RECORDED DATA
################
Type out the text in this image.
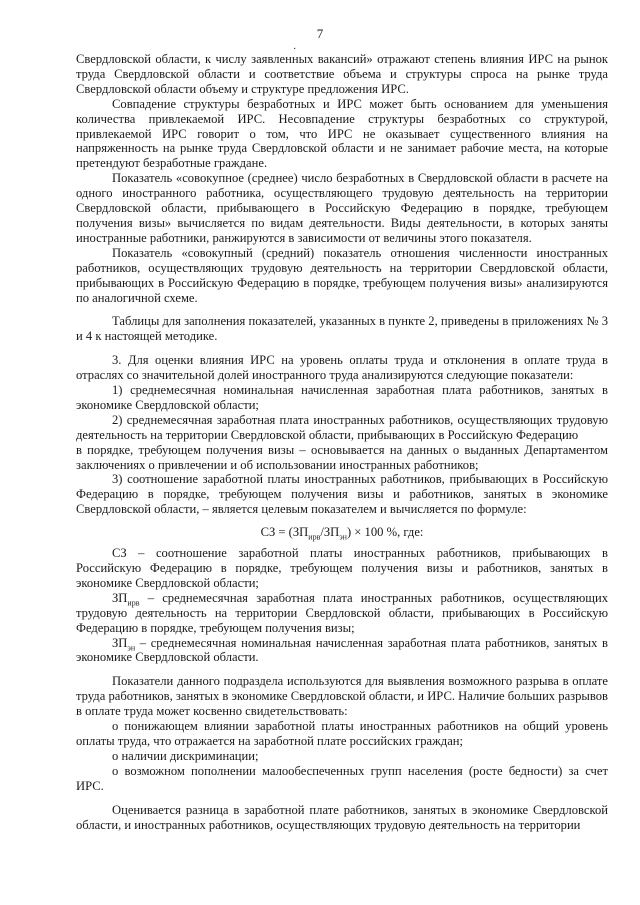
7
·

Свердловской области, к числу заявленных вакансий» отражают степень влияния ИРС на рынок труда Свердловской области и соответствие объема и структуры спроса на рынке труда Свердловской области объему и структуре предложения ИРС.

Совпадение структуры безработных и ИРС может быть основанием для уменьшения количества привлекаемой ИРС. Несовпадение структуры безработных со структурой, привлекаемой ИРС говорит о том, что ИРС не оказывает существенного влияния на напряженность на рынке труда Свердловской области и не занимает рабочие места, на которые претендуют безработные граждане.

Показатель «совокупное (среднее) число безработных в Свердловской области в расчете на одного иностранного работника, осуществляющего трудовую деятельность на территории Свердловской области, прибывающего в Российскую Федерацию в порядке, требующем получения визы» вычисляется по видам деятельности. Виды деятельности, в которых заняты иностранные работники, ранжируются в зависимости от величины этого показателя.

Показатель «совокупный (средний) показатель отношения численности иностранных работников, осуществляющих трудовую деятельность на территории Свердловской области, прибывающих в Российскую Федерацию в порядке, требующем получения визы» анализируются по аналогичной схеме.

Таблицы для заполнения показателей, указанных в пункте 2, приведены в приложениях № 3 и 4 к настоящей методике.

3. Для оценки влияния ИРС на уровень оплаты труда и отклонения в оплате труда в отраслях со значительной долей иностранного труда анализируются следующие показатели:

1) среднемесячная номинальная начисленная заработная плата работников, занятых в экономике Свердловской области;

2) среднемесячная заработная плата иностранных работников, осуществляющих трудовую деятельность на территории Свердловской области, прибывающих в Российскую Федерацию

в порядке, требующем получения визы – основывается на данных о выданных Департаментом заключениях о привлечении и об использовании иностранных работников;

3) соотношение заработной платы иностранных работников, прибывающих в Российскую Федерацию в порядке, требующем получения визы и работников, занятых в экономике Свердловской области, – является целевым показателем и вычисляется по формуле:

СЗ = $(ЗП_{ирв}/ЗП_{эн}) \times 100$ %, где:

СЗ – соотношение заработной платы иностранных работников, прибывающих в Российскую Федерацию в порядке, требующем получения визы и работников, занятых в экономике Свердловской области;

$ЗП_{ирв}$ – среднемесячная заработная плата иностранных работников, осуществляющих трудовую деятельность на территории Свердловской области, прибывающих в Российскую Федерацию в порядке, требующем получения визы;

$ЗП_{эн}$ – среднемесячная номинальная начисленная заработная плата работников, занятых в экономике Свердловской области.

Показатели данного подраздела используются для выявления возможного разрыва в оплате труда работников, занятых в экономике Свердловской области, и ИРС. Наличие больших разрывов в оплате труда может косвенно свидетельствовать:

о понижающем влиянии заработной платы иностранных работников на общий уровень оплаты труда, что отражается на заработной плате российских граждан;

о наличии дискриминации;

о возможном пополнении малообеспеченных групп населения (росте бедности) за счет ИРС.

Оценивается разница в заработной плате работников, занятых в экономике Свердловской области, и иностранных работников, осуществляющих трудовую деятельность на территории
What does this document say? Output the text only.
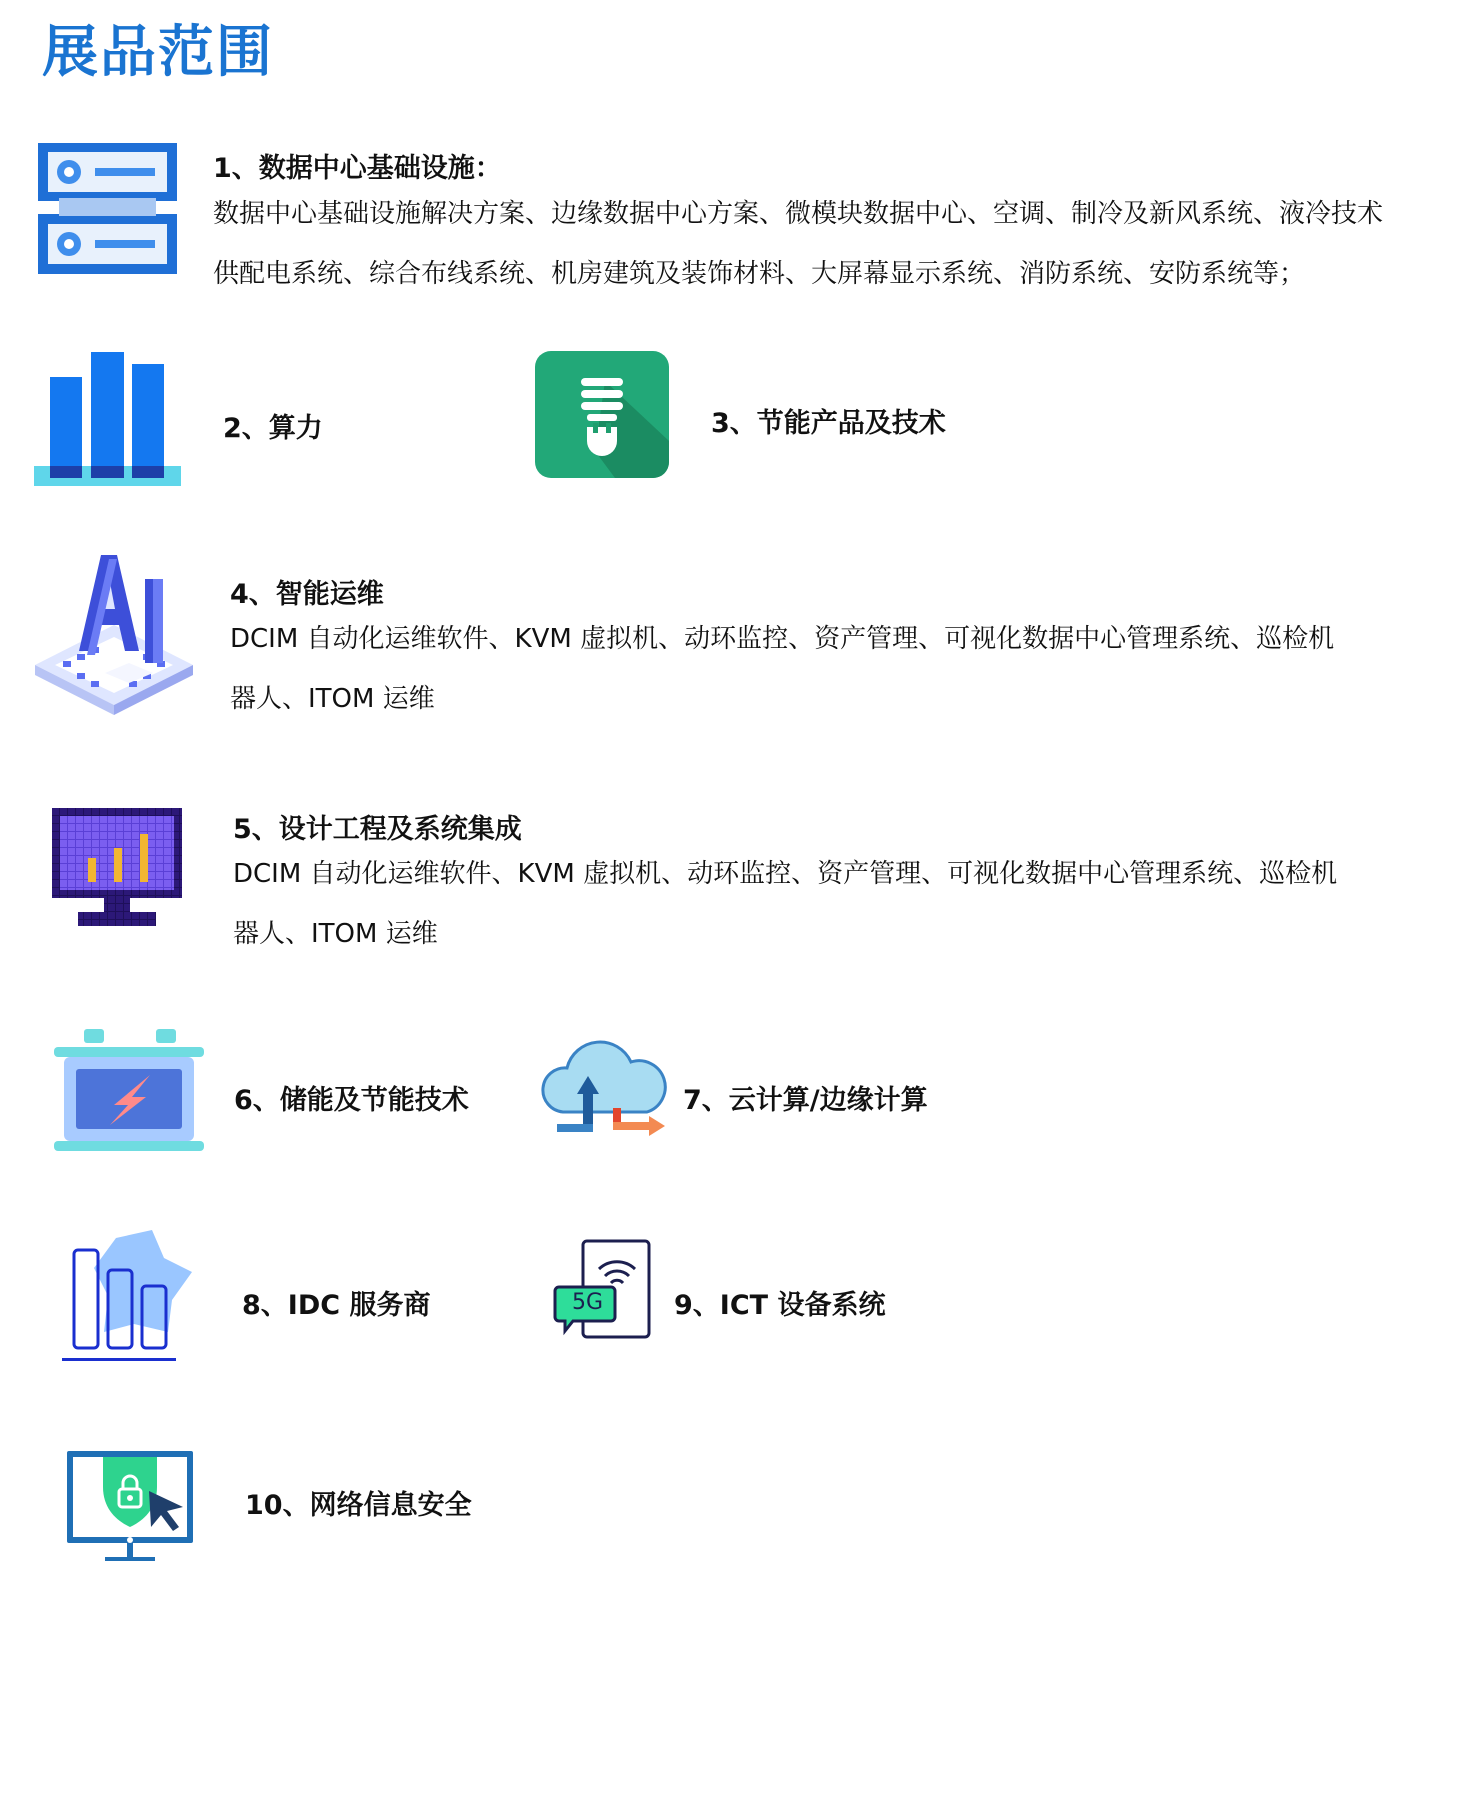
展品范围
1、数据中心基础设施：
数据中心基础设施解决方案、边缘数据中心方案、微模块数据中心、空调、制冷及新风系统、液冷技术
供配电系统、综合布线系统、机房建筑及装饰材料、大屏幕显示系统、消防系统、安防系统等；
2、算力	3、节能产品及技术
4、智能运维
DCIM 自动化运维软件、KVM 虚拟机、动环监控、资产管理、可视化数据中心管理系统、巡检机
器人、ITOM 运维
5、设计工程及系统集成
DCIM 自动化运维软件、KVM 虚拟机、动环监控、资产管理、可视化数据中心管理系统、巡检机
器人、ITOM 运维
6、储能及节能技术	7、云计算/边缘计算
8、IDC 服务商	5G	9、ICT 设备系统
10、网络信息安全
################
TASK DESCRIPTION
All lines from the one containing "What does this" through the end of the entries, both ends included, should be written out exactly, with no pictures.

CORRECT RESULT
What does this document say? Output the text only.
展品范围
1、数据中心基础设施：
数据中心基础设施解决方案、边缘数据中心方案、微模块数据中心、空调、制冷及新风系统、液冷技术
供配电系统、综合布线系统、机房建筑及装饰材料、大屏幕显示系统、消防系统、安防系统等；
2、算力	3、节能产品及技术
4、智能运维
DCIM 自动化运维软件、KVM 虚拟机、动环监控、资产管理、可视化数据中心管理系统、巡检机
器人、ITOM 运维
5、设计工程及系统集成
DCIM 自动化运维软件、KVM 虚拟机、动环监控、资产管理、可视化数据中心管理系统、巡检机
器人、ITOM 运维
6、储能及节能技术	7、云计算/边缘计算
8、IDC 服务商	5G	9、ICT 设备系统
10、网络信息安全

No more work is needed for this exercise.